## WHAT IS ASKED
Transcribe the records verbatim, from their first line through the line containing "category-label-1: 0-18 Jahre", both included.

--- start ---

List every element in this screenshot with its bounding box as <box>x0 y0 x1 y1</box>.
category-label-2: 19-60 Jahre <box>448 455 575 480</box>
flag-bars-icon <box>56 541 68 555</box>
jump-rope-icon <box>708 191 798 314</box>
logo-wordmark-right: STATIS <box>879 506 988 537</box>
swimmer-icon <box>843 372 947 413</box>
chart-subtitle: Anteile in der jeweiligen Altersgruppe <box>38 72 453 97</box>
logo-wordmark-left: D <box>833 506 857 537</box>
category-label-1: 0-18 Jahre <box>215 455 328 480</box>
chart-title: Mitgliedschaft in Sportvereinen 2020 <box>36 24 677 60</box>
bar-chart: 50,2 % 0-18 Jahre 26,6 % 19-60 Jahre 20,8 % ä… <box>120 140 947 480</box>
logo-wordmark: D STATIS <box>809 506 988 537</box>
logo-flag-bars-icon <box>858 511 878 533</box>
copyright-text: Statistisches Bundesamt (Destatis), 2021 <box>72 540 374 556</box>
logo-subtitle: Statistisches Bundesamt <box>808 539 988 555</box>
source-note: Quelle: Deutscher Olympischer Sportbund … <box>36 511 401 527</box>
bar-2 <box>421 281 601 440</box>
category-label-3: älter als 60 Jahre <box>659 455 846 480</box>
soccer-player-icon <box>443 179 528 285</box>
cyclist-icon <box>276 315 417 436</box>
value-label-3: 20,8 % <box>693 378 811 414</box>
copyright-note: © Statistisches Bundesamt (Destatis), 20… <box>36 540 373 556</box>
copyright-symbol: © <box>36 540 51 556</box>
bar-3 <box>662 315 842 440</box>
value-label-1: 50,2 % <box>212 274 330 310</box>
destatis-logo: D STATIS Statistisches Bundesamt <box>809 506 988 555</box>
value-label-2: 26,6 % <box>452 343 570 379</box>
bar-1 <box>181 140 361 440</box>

--- end ---

## THE REPLY
List every element in this screenshot with its bounding box as <box>x0 y0 x1 y1</box>.
category-label-2: 19-60 Jahre <box>448 455 575 480</box>
flag-bars-icon <box>56 541 68 555</box>
jump-rope-icon <box>708 191 798 314</box>
logo-wordmark-right: STATIS <box>879 506 988 537</box>
swimmer-icon <box>843 372 947 413</box>
chart-subtitle: Anteile in der jeweiligen Altersgruppe <box>38 72 453 97</box>
logo-wordmark-left: D <box>833 506 857 537</box>
category-label-1: 0-18 Jahre <box>215 455 328 480</box>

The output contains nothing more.